»»
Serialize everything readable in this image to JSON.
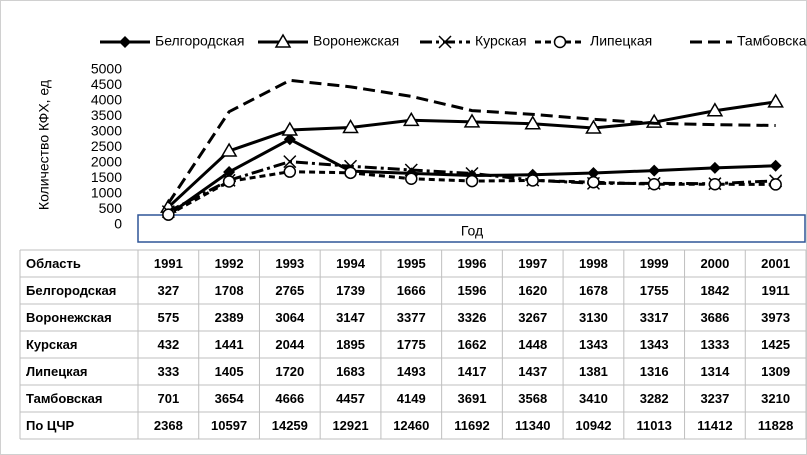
{
  "chart_data": {
    "type": "line",
    "y_label": "Количество КФХ, ед",
    "x_label": "Год",
    "table_header": "Область",
    "categories": [
      "1991",
      "1992",
      "1993",
      "1994",
      "1995",
      "1996",
      "1997",
      "1998",
      "1999",
      "2000",
      "2001"
    ],
    "ylim": [
      0,
      5000
    ],
    "yticks": [
      0,
      500,
      1000,
      1500,
      2000,
      2500,
      3000,
      3500,
      4000,
      4500,
      5000
    ],
    "series": [
      {
        "name": "Белгородская",
        "color": "#000000",
        "line_style": "solid",
        "marker": "diamond",
        "values": [
          327,
          1708,
          2765,
          1739,
          1666,
          1596,
          1620,
          1678,
          1755,
          1842,
          1911
        ]
      },
      {
        "name": "Воронежская",
        "color": "#000000",
        "line_style": "solid",
        "marker": "triangle",
        "values": [
          575,
          2389,
          3064,
          3147,
          3377,
          3326,
          3267,
          3130,
          3317,
          3686,
          3973
        ]
      },
      {
        "name": "Курская",
        "color": "#000000",
        "line_style": "dash-dot",
        "marker": "cross",
        "values": [
          432,
          1441,
          2044,
          1895,
          1775,
          1662,
          1448,
          1343,
          1343,
          1333,
          1425
        ]
      },
      {
        "name": "Липецкая",
        "color": "#000000",
        "line_style": "dashed",
        "marker": "circle",
        "values": [
          333,
          1405,
          1720,
          1683,
          1493,
          1417,
          1437,
          1381,
          1316,
          1314,
          1309
        ]
      },
      {
        "name": "Тамбовская",
        "color": "#000000",
        "line_style": "long-dash",
        "marker": "none",
        "values": [
          701,
          3654,
          4666,
          4457,
          4149,
          3691,
          3568,
          3410,
          3282,
          3237,
          3210
        ]
      }
    ],
    "totals": {
      "name": "По ЦЧР",
      "values": [
        2368,
        10597,
        14259,
        12921,
        12460,
        11692,
        11340,
        10942,
        11013,
        11412,
        11828
      ]
    }
  }
}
««
_TASK GOAL_: Set down all the entries exactly as they appear, but skip any pictures.

_OUTPUT OF THE EXERCISE_:
Serialize everything readable in this image to JSON.
{
  "chart_data": {
    "type": "line",
    "y_label": "Количество КФХ, ед",
    "x_label": "Год",
    "table_header": "Область",
    "categories": [
      "1991",
      "1992",
      "1993",
      "1994",
      "1995",
      "1996",
      "1997",
      "1998",
      "1999",
      "2000",
      "2001"
    ],
    "ylim": [
      0,
      5000
    ],
    "yticks": [
      0,
      500,
      1000,
      1500,
      2000,
      2500,
      3000,
      3500,
      4000,
      4500,
      5000
    ],
    "series": [
      {
        "name": "Белгородская",
        "color": "#000000",
        "line_style": "solid",
        "marker": "diamond",
        "values": [
          327,
          1708,
          2765,
          1739,
          1666,
          1596,
          1620,
          1678,
          1755,
          1842,
          1911
        ]
      },
      {
        "name": "Воронежская",
        "color": "#000000",
        "line_style": "solid",
        "marker": "triangle",
        "values": [
          575,
          2389,
          3064,
          3147,
          3377,
          3326,
          3267,
          3130,
          3317,
          3686,
          3973
        ]
      },
      {
        "name": "Курская",
        "color": "#000000",
        "line_style": "dash-dot",
        "marker": "cross",
        "values": [
          432,
          1441,
          2044,
          1895,
          1775,
          1662,
          1448,
          1343,
          1343,
          1333,
          1425
        ]
      },
      {
        "name": "Липецкая",
        "color": "#000000",
        "line_style": "dashed",
        "marker": "circle",
        "values": [
          333,
          1405,
          1720,
          1683,
          1493,
          1417,
          1437,
          1381,
          1316,
          1314,
          1309
        ]
      },
      {
        "name": "Тамбовская",
        "color": "#000000",
        "line_style": "long-dash",
        "marker": "none",
        "values": [
          701,
          3654,
          4666,
          4457,
          4149,
          3691,
          3568,
          3410,
          3282,
          3237,
          3210
        ]
      }
    ],
    "totals": {
      "name": "По ЦЧР",
      "values": [
        2368,
        10597,
        14259,
        12921,
        12460,
        11692,
        11340,
        10942,
        11013,
        11412,
        11828
      ]
    }
  }
}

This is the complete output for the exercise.